------ PROVIDED MATERIAL

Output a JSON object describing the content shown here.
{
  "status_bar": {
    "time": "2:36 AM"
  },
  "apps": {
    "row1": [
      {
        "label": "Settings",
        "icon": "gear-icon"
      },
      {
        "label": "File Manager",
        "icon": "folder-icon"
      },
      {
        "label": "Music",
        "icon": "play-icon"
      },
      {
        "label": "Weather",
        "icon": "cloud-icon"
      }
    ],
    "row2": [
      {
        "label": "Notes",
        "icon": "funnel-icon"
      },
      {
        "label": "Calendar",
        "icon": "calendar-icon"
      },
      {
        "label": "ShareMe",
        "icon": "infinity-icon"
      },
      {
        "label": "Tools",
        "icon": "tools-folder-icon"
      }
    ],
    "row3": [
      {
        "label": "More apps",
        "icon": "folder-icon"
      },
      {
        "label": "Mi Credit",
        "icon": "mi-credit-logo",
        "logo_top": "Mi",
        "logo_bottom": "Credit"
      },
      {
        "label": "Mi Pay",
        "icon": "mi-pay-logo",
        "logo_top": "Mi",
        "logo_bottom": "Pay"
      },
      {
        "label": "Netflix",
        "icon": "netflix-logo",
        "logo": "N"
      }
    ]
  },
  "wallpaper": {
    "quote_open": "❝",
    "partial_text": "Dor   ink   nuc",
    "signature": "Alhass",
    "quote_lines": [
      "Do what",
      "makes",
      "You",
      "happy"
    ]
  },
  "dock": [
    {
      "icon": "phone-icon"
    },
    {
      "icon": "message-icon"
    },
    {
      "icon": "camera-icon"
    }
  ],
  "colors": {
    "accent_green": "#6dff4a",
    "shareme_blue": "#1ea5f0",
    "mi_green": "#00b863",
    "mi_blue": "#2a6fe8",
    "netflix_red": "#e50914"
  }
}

------------

# TASK PROMPT:
Print the listing above in its entirety, with every line exact.

# EXERCISE RESULT:
Output a JSON object describing the content shown here.
{
  "status_bar": {
    "time": "2:36 AM"
  },
  "apps": {
    "row1": [
      {
        "label": "Settings",
        "icon": "gear-icon"
      },
      {
        "label": "File Manager",
        "icon": "folder-icon"
      },
      {
        "label": "Music",
        "icon": "play-icon"
      },
      {
        "label": "Weather",
        "icon": "cloud-icon"
      }
    ],
    "row2": [
      {
        "label": "Notes",
        "icon": "funnel-icon"
      },
      {
        "label": "Calendar",
        "icon": "calendar-icon"
      },
      {
        "label": "ShareMe",
        "icon": "infinity-icon"
      },
      {
        "label": "Tools",
        "icon": "tools-folder-icon"
      }
    ],
    "row3": [
      {
        "label": "More apps",
        "icon": "folder-icon"
      },
      {
        "label": "Mi Credit",
        "icon": "mi-credit-logo",
        "logo_top": "Mi",
        "logo_bottom": "Credit"
      },
      {
        "label": "Mi Pay",
        "icon": "mi-pay-logo",
        "logo_top": "Mi",
        "logo_bottom": "Pay"
      },
      {
        "label": "Netflix",
        "icon": "netflix-logo",
        "logo": "N"
      }
    ]
  },
  "wallpaper": {
    "quote_open": "❝",
    "partial_text": "Dor   ink   nuc",
    "signature": "Alhass",
    "quote_lines": [
      "Do what",
      "makes",
      "You",
      "happy"
    ]
  },
  "dock": [
    {
      "icon": "phone-icon"
    },
    {
      "icon": "message-icon"
    },
    {
      "icon": "camera-icon"
    }
  ],
  "colors": {
    "accent_green": "#6dff4a",
    "shareme_blue": "#1ea5f0",
    "mi_green": "#00b863",
    "mi_blue": "#2a6fe8",
    "netflix_red": "#e50914"
  }
}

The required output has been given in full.